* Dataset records
====

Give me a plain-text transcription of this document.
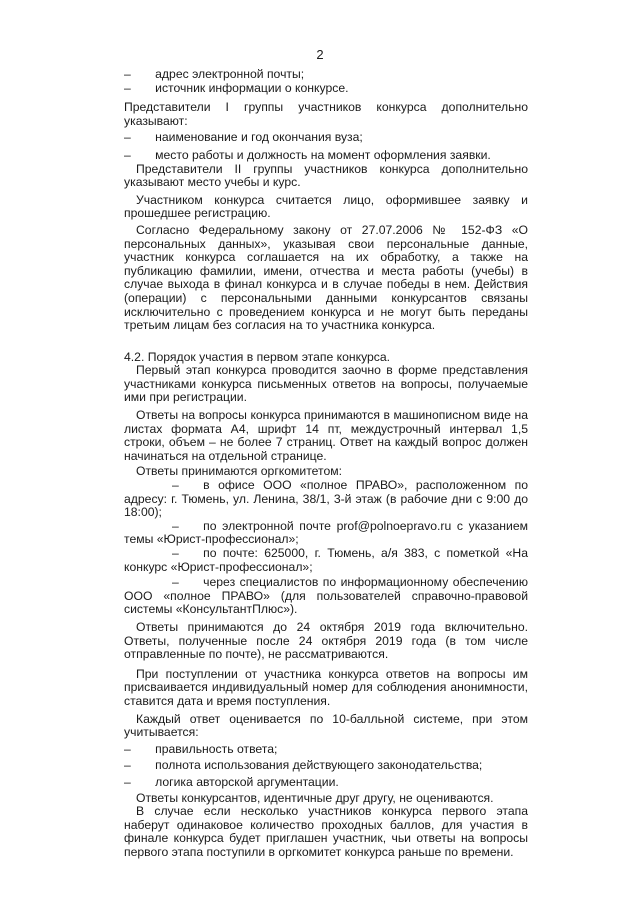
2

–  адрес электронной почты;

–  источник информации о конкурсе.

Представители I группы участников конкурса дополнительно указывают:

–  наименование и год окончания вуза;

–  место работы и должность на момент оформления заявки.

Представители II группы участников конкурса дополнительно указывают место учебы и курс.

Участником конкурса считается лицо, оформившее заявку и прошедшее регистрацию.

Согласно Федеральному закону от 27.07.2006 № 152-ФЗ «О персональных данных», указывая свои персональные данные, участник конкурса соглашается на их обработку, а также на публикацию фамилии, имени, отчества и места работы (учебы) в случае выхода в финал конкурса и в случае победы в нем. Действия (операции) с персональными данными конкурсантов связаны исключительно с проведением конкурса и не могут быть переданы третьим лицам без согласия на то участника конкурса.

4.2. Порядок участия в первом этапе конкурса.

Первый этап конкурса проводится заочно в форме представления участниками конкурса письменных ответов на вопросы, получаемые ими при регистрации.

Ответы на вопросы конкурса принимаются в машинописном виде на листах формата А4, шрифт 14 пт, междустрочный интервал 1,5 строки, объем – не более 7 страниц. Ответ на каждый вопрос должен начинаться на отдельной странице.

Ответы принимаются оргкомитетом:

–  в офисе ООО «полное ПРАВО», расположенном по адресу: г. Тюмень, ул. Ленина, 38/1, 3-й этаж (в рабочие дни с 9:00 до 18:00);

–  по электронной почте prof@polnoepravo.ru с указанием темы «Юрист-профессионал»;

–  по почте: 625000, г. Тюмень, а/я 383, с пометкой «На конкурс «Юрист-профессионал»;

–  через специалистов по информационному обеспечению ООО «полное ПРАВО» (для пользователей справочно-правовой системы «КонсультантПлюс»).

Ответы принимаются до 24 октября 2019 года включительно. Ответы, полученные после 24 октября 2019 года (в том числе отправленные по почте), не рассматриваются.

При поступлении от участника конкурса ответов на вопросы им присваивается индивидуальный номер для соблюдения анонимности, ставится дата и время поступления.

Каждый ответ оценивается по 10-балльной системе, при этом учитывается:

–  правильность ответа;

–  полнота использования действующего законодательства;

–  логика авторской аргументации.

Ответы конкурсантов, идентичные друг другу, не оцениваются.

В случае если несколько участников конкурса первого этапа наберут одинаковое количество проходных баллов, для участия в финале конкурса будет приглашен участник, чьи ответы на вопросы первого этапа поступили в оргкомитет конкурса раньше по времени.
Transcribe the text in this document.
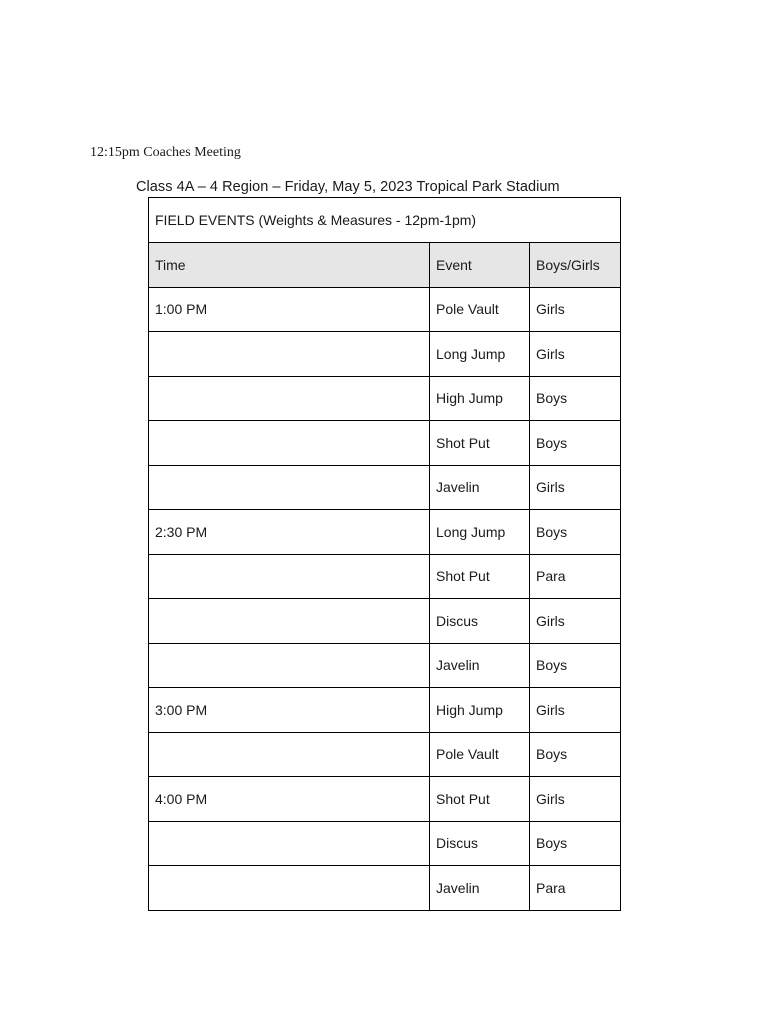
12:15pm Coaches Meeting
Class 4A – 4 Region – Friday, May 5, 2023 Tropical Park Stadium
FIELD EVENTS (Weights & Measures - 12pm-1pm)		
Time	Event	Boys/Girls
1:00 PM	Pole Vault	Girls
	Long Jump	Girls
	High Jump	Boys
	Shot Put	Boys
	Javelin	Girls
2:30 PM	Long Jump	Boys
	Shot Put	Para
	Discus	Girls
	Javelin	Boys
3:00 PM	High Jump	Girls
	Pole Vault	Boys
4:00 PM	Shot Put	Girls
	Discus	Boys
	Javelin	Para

====

* What needs to be done
Word for word, quote the full listing, omitting every picture.

* Solution
Give me a plain-text transcription of this document.
2

–  адрес электронной почты;

–  источник информации о конкурсе.

Представители I группы участников конкурса дополнительно указывают:

–  наименование и год окончания вуза;

–  место работы и должность на момент оформления заявки.

Представители II группы участников конкурса дополнительно указывают место учебы и курс.

Участником конкурса считается лицо, оформившее заявку и прошедшее регистрацию.

Согласно Федеральному закону от 27.07.2006 № 152-ФЗ «О персональных данных», указывая свои персональные данные, участник конкурса соглашается на их обработку, а также на публикацию фамилии, имени, отчества и места работы (учебы) в случае выхода в финал конкурса и в случае победы в нем. Действия (операции) с персональными данными конкурсантов связаны исключительно с проведением конкурса и не могут быть переданы третьим лицам без согласия на то участника конкурса.

4.2. Порядок участия в первом этапе конкурса.

Первый этап конкурса проводится заочно в форме представления участниками конкурса письменных ответов на вопросы, получаемые ими при регистрации.

Ответы на вопросы конкурса принимаются в машинописном виде на листах формата А4, шрифт 14 пт, междустрочный интервал 1,5 строки, объем – не более 7 страниц. Ответ на каждый вопрос должен начинаться на отдельной странице.

Ответы принимаются оргкомитетом:

–  в офисе ООО «полное ПРАВО», расположенном по адресу: г. Тюмень, ул. Ленина, 38/1, 3-й этаж (в рабочие дни с 9:00 до 18:00);

–  по электронной почте prof@polnoepravo.ru с указанием темы «Юрист-профессионал»;

–  по почте: 625000, г. Тюмень, а/я 383, с пометкой «На конкурс «Юрист-профессионал»;

–  через специалистов по информационному обеспечению ООО «полное ПРАВО» (для пользователей справочно-правовой системы «КонсультантПлюс»).

Ответы принимаются до 24 октября 2019 года включительно. Ответы, полученные после 24 октября 2019 года (в том числе отправленные по почте), не рассматриваются.

При поступлении от участника конкурса ответов на вопросы им присваивается индивидуальный номер для соблюдения анонимности, ставится дата и время поступления.

Каждый ответ оценивается по 10-балльной системе, при этом учитывается:

–  правильность ответа;

–  полнота использования действующего законодательства;

–  логика авторской аргументации.

Ответы конкурсантов, идентичные друг другу, не оцениваются.

В случае если несколько участников конкурса первого этапа наберут одинаковое количество проходных баллов, для участия в финале конкурса будет приглашен участник, чьи ответы на вопросы первого этапа поступили в оргкомитет конкурса раньше по времени.
Transcribe the text in this document.
12:15pm Coaches Meeting
Class 4A – 4 Region – Friday, May 5, 2023 Tropical Park Stadium
FIELD EVENTS (Weights & Measures - 12pm-1pm)		
Time	Event	Boys/Girls
1:00 PM	Pole Vault	Girls
	Long Jump	Girls
	High Jump	Boys
	Shot Put	Boys
	Javelin	Girls
2:30 PM	Long Jump	Boys
	Shot Put	Para
	Discus	Girls
	Javelin	Boys
3:00 PM	High Jump	Girls
	Pole Vault	Boys
4:00 PM	Shot Put	Girls
	Discus	Boys
	Javelin	Para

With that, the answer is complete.